— Given entries —
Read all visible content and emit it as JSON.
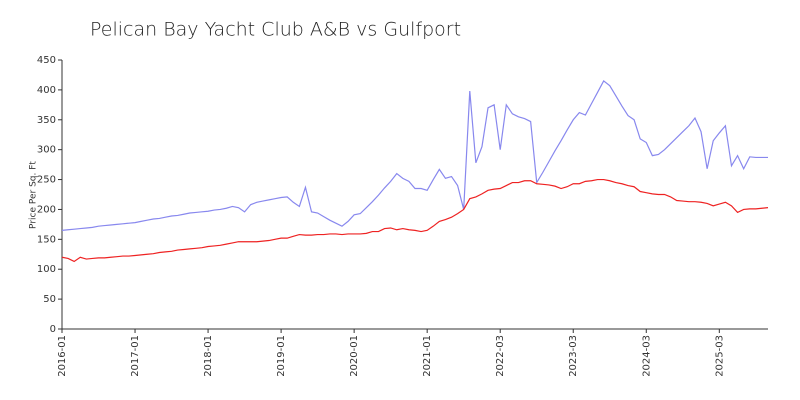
{
  "chart_data": {
    "type": "line",
    "title": "Pelican Bay Yacht Club A&B vs Gulfport",
    "y_label": "Price Per Sq. Ft",
    "categories": [
      "2016-01",
      null,
      null,
      null,
      null,
      null,
      null,
      null,
      null,
      null,
      null,
      null,
      "2017-01",
      null,
      null,
      null,
      null,
      null,
      null,
      null,
      null,
      null,
      null,
      null,
      "2018-01",
      null,
      null,
      null,
      null,
      null,
      null,
      null,
      null,
      null,
      null,
      null,
      "2019-01",
      null,
      null,
      null,
      null,
      null,
      null,
      null,
      null,
      null,
      null,
      null,
      "2020-01",
      null,
      null,
      null,
      null,
      null,
      null,
      null,
      null,
      null,
      null,
      null,
      "2021-01",
      null,
      null,
      null,
      null,
      null,
      null,
      null,
      null,
      null,
      null,
      null,
      "2022-03",
      null,
      null,
      null,
      null,
      null,
      null,
      null,
      null,
      null,
      null,
      null,
      "2023-03",
      null,
      null,
      null,
      null,
      null,
      null,
      null,
      null,
      null,
      null,
      null,
      "2024-03",
      null,
      null,
      null,
      null,
      null,
      null,
      null,
      null,
      null,
      null,
      null,
      "2025-03",
      null,
      null,
      null,
      null,
      null,
      null,
      null,
      null
    ],
    "series": [
      {
        "color": "#8888ee",
        "values": [
          165,
          166,
          167,
          168,
          169,
          170,
          172,
          173,
          174,
          175,
          176,
          177,
          178,
          180,
          182,
          184,
          185,
          187,
          189,
          190,
          192,
          194,
          195,
          196,
          197,
          199,
          200,
          202,
          205,
          203,
          196,
          208,
          212,
          214,
          216,
          218,
          220,
          221,
          212,
          205,
          237,
          196,
          194,
          188,
          182,
          177,
          172,
          180,
          191,
          193,
          203,
          213,
          224,
          236,
          247,
          260,
          252,
          247,
          235,
          235,
          232,
          250,
          267,
          252,
          255,
          240,
          200,
          398,
          278,
          305,
          370,
          375,
          300,
          375,
          360,
          355,
          352,
          347,
          245,
          262,
          280,
          298,
          315,
          333,
          350,
          362,
          358,
          377,
          396,
          415,
          407,
          390,
          373,
          357,
          350,
          318,
          312,
          290,
          292,
          300,
          310,
          320,
          330,
          340,
          353,
          330,
          268,
          315,
          328,
          340,
          273,
          290,
          268,
          288,
          287,
          287,
          287
        ]
      },
      {
        "color": "#ee2222",
        "values": [
          120,
          118,
          113,
          120,
          117,
          118,
          119,
          119,
          120,
          121,
          122,
          122,
          123,
          124,
          125,
          126,
          128,
          129,
          130,
          132,
          133,
          134,
          135,
          136,
          138,
          139,
          140,
          142,
          144,
          146,
          146,
          146,
          146,
          147,
          148,
          150,
          152,
          152,
          155,
          158,
          157,
          157,
          158,
          158,
          159,
          159,
          158,
          159,
          159,
          159,
          160,
          163,
          163,
          168,
          169,
          166,
          168,
          166,
          165,
          163,
          165,
          172,
          180,
          183,
          187,
          193,
          200,
          218,
          221,
          226,
          232,
          234,
          235,
          240,
          245,
          245,
          248,
          248,
          243,
          242,
          241,
          239,
          235,
          238,
          243,
          243,
          247,
          248,
          250,
          250,
          248,
          245,
          243,
          240,
          238,
          230,
          228,
          226,
          225,
          225,
          221,
          215,
          214,
          213,
          213,
          212,
          210,
          206,
          209,
          212,
          206,
          195,
          200,
          201,
          201,
          202,
          203
        ]
      }
    ],
    "ylim": [
      0,
      450
    ],
    "yticks": [
      0,
      50,
      100,
      150,
      200,
      250,
      300,
      350,
      400,
      450
    ],
    "grid": false
  }
}
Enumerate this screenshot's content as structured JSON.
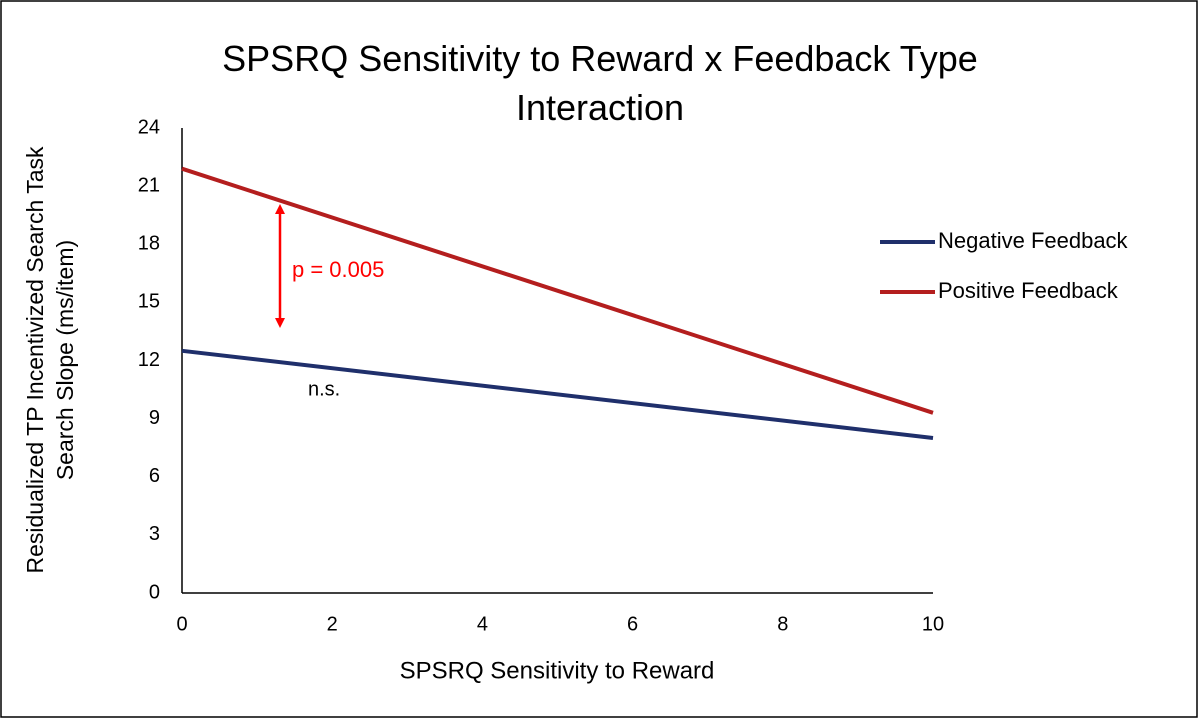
{
  "chart_data": {
    "type": "line",
    "title": "SPSRQ Sensitivity to Reward x Feedback Type Interaction",
    "x_label": "SPSRQ Sensitivity to Reward",
    "y_label": "Residualized TP Incentivized Search Task Search Slope (ms/item)",
    "x": [
      0,
      10
    ],
    "series": [
      {
        "name": "Negative Feedback",
        "color": "#1f2f6b",
        "values": [
          12.5,
          8.0
        ]
      },
      {
        "name": "Positive Feedback",
        "color": "#b41e1e",
        "values": [
          21.9,
          9.3
        ]
      }
    ],
    "xlim": [
      0,
      10
    ],
    "xticks": [
      0,
      2,
      4,
      6,
      8,
      10
    ],
    "ylim": [
      0,
      24
    ],
    "yticks": [
      0,
      3,
      6,
      9,
      12,
      15,
      18,
      21,
      24
    ],
    "grid": false,
    "legend": "right",
    "annotations": [
      "p = 0.005",
      "n.s."
    ]
  }
}
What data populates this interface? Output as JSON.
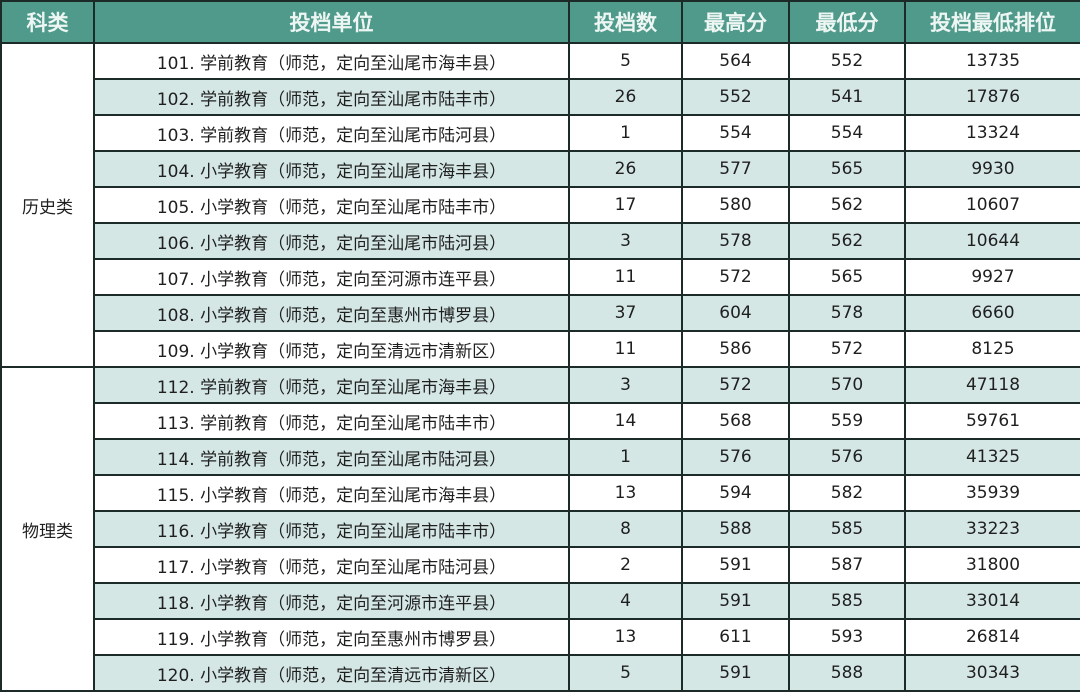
{
  "table": {
    "headers": [
      "科类",
      "投档单位",
      "投档数",
      "最高分",
      "最低分",
      "投档最低排位"
    ],
    "groups": [
      {
        "category": "历史类",
        "rows": [
          [
            "101. 学前教育（师范，定向至汕尾市海丰县）",
            "5",
            "564",
            "552",
            "13735"
          ],
          [
            "102. 学前教育（师范，定向至汕尾市陆丰市）",
            "26",
            "552",
            "541",
            "17876"
          ],
          [
            "103. 学前教育（师范，定向至汕尾市陆河县）",
            "1",
            "554",
            "554",
            "13324"
          ],
          [
            "104. 小学教育（师范，定向至汕尾市海丰县）",
            "26",
            "577",
            "565",
            "9930"
          ],
          [
            "105. 小学教育（师范，定向至汕尾市陆丰市）",
            "17",
            "580",
            "562",
            "10607"
          ],
          [
            "106. 小学教育（师范，定向至汕尾市陆河县）",
            "3",
            "578",
            "562",
            "10644"
          ],
          [
            "107. 小学教育（师范，定向至河源市连平县）",
            "11",
            "572",
            "565",
            "9927"
          ],
          [
            "108. 小学教育（师范，定向至惠州市博罗县）",
            "37",
            "604",
            "578",
            "6660"
          ],
          [
            "109. 小学教育（师范，定向至清远市清新区）",
            "11",
            "586",
            "572",
            "8125"
          ]
        ]
      },
      {
        "category": "物理类",
        "rows": [
          [
            "112. 学前教育（师范，定向至汕尾市海丰县）",
            "3",
            "572",
            "570",
            "47118"
          ],
          [
            "113. 学前教育（师范，定向至汕尾市陆丰市）",
            "14",
            "568",
            "559",
            "59761"
          ],
          [
            "114. 学前教育（师范，定向至汕尾市陆河县）",
            "1",
            "576",
            "576",
            "41325"
          ],
          [
            "115. 小学教育（师范，定向至汕尾市海丰县）",
            "13",
            "594",
            "582",
            "35939"
          ],
          [
            "116. 小学教育（师范，定向至汕尾市陆丰市）",
            "8",
            "588",
            "585",
            "33223"
          ],
          [
            "117. 小学教育（师范，定向至汕尾市陆河县）",
            "2",
            "591",
            "587",
            "31800"
          ],
          [
            "118. 小学教育（师范，定向至河源市连平县）",
            "4",
            "591",
            "585",
            "33014"
          ],
          [
            "119. 小学教育（师范，定向至惠州市博罗县）",
            "13",
            "611",
            "593",
            "26814"
          ],
          [
            "120. 小学教育（师范，定向至清远市清新区）",
            "5",
            "591",
            "588",
            "30343"
          ]
        ]
      }
    ]
  },
  "colors": {
    "header": "#4f9a8b",
    "stripe": "#d4e7e5",
    "border": "#1d2b28"
  }
}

— Written instruction —
Write out the records above exactly as they stand, leaving out every picture.

— Reply —
Read all visible content and emit it as JSON.
{
  "chart_data": {
    "type": "line",
    "title": "Pelican Bay Yacht Club A&B vs Gulfport",
    "y_label": "Price Per Sq. Ft",
    "categories": [
      "2016-01",
      null,
      null,
      null,
      null,
      null,
      null,
      null,
      null,
      null,
      null,
      null,
      "2017-01",
      null,
      null,
      null,
      null,
      null,
      null,
      null,
      null,
      null,
      null,
      null,
      "2018-01",
      null,
      null,
      null,
      null,
      null,
      null,
      null,
      null,
      null,
      null,
      null,
      "2019-01",
      null,
      null,
      null,
      null,
      null,
      null,
      null,
      null,
      null,
      null,
      null,
      "2020-01",
      null,
      null,
      null,
      null,
      null,
      null,
      null,
      null,
      null,
      null,
      null,
      "2021-01",
      null,
      null,
      null,
      null,
      null,
      null,
      null,
      null,
      null,
      null,
      null,
      "2022-03",
      null,
      null,
      null,
      null,
      null,
      null,
      null,
      null,
      null,
      null,
      null,
      "2023-03",
      null,
      null,
      null,
      null,
      null,
      null,
      null,
      null,
      null,
      null,
      null,
      "2024-03",
      null,
      null,
      null,
      null,
      null,
      null,
      null,
      null,
      null,
      null,
      null,
      "2025-03",
      null,
      null,
      null,
      null,
      null,
      null,
      null,
      null
    ],
    "series": [
      {
        "color": "#8888ee",
        "values": [
          165,
          166,
          167,
          168,
          169,
          170,
          172,
          173,
          174,
          175,
          176,
          177,
          178,
          180,
          182,
          184,
          185,
          187,
          189,
          190,
          192,
          194,
          195,
          196,
          197,
          199,
          200,
          202,
          205,
          203,
          196,
          208,
          212,
          214,
          216,
          218,
          220,
          221,
          212,
          205,
          237,
          196,
          194,
          188,
          182,
          177,
          172,
          180,
          191,
          193,
          203,
          213,
          224,
          236,
          247,
          260,
          252,
          247,
          235,
          235,
          232,
          250,
          267,
          252,
          255,
          240,
          200,
          398,
          278,
          305,
          370,
          375,
          300,
          375,
          360,
          355,
          352,
          347,
          245,
          262,
          280,
          298,
          315,
          333,
          350,
          362,
          358,
          377,
          396,
          415,
          407,
          390,
          373,
          357,
          350,
          318,
          312,
          290,
          292,
          300,
          310,
          320,
          330,
          340,
          353,
          330,
          268,
          315,
          328,
          340,
          273,
          290,
          268,
          288,
          287,
          287,
          287
        ]
      },
      {
        "color": "#ee2222",
        "values": [
          120,
          118,
          113,
          120,
          117,
          118,
          119,
          119,
          120,
          121,
          122,
          122,
          123,
          124,
          125,
          126,
          128,
          129,
          130,
          132,
          133,
          134,
          135,
          136,
          138,
          139,
          140,
          142,
          144,
          146,
          146,
          146,
          146,
          147,
          148,
          150,
          152,
          152,
          155,
          158,
          157,
          157,
          158,
          158,
          159,
          159,
          158,
          159,
          159,
          159,
          160,
          163,
          163,
          168,
          169,
          166,
          168,
          166,
          165,
          163,
          165,
          172,
          180,
          183,
          187,
          193,
          200,
          218,
          221,
          226,
          232,
          234,
          235,
          240,
          245,
          245,
          248,
          248,
          243,
          242,
          241,
          239,
          235,
          238,
          243,
          243,
          247,
          248,
          250,
          250,
          248,
          245,
          243,
          240,
          238,
          230,
          228,
          226,
          225,
          225,
          221,
          215,
          214,
          213,
          213,
          212,
          210,
          206,
          209,
          212,
          206,
          195,
          200,
          201,
          201,
          202,
          203
        ]
      }
    ],
    "ylim": [
      0,
      450
    ],
    "yticks": [
      0,
      50,
      100,
      150,
      200,
      250,
      300,
      350,
      400,
      450
    ],
    "grid": false
  }
}
Enumerate this screenshot's content as structured JSON.
{
  "chart_data": {
    "type": "line",
    "title": "SPSRQ Sensitivity to Reward x Feedback Type Interaction",
    "x_label": "SPSRQ Sensitivity to Reward",
    "y_label": "Residualized TP Incentivized Search Task Search Slope (ms/item)",
    "x": [
      0,
      10
    ],
    "series": [
      {
        "name": "Negative Feedback",
        "color": "#1f2f6b",
        "values": [
          12.5,
          8.0
        ]
      },
      {
        "name": "Positive Feedback",
        "color": "#b41e1e",
        "values": [
          21.9,
          9.3
        ]
      }
    ],
    "xlim": [
      0,
      10
    ],
    "xticks": [
      0,
      2,
      4,
      6,
      8,
      10
    ],
    "ylim": [
      0,
      24
    ],
    "yticks": [
      0,
      3,
      6,
      9,
      12,
      15,
      18,
      21,
      24
    ],
    "grid": false,
    "legend": "right",
    "annotations": [
      "p = 0.005",
      "n.s."
    ]
  }
}
What data populates this interface? Output as JSON.
{
  "table": {
    "headers": [
      "科类",
      "投档单位",
      "投档数",
      "最高分",
      "最低分",
      "投档最低排位"
    ],
    "groups": [
      {
        "category": "历史类",
        "rows": [
          [
            "101. 学前教育（师范，定向至汕尾市海丰县）",
            "5",
            "564",
            "552",
            "13735"
          ],
          [
            "102. 学前教育（师范，定向至汕尾市陆丰市）",
            "26",
            "552",
            "541",
            "17876"
          ],
          [
            "103. 学前教育（师范，定向至汕尾市陆河县）",
            "1",
            "554",
            "554",
            "13324"
          ],
          [
            "104. 小学教育（师范，定向至汕尾市海丰县）",
            "26",
            "577",
            "565",
            "9930"
          ],
          [
            "105. 小学教育（师范，定向至汕尾市陆丰市）",
            "17",
            "580",
            "562",
            "10607"
          ],
          [
            "106. 小学教育（师范，定向至汕尾市陆河县）",
            "3",
            "578",
            "562",
            "10644"
          ],
          [
            "107. 小学教育（师范，定向至河源市连平县）",
            "11",
            "572",
            "565",
            "9927"
          ],
          [
            "108. 小学教育（师范，定向至惠州市博罗县）",
            "37",
            "604",
            "578",
            "6660"
          ],
          [
            "109. 小学教育（师范，定向至清远市清新区）",
            "11",
            "586",
            "572",
            "8125"
          ]
        ]
      },
      {
        "category": "物理类",
        "rows": [
          [
            "112. 学前教育（师范，定向至汕尾市海丰县）",
            "3",
            "572",
            "570",
            "47118"
          ],
          [
            "113. 学前教育（师范，定向至汕尾市陆丰市）",
            "14",
            "568",
            "559",
            "59761"
          ],
          [
            "114. 学前教育（师范，定向至汕尾市陆河县）",
            "1",
            "576",
            "576",
            "41325"
          ],
          [
            "115. 小学教育（师范，定向至汕尾市海丰县）",
            "13",
            "594",
            "582",
            "35939"
          ],
          [
            "116. 小学教育（师范，定向至汕尾市陆丰市）",
            "8",
            "588",
            "585",
            "33223"
          ],
          [
            "117. 小学教育（师范，定向至汕尾市陆河县）",
            "2",
            "591",
            "587",
            "31800"
          ],
          [
            "118. 小学教育（师范，定向至河源市连平县）",
            "4",
            "591",
            "585",
            "33014"
          ],
          [
            "119. 小学教育（师范，定向至惠州市博罗县）",
            "13",
            "611",
            "593",
            "26814"
          ],
          [
            "120. 小学教育（师范，定向至清远市清新区）",
            "5",
            "591",
            "588",
            "30343"
          ]
        ]
      }
    ]
  },
  "colors": {
    "header": "#4f9a8b",
    "stripe": "#d4e7e5",
    "border": "#1d2b28"
  }
}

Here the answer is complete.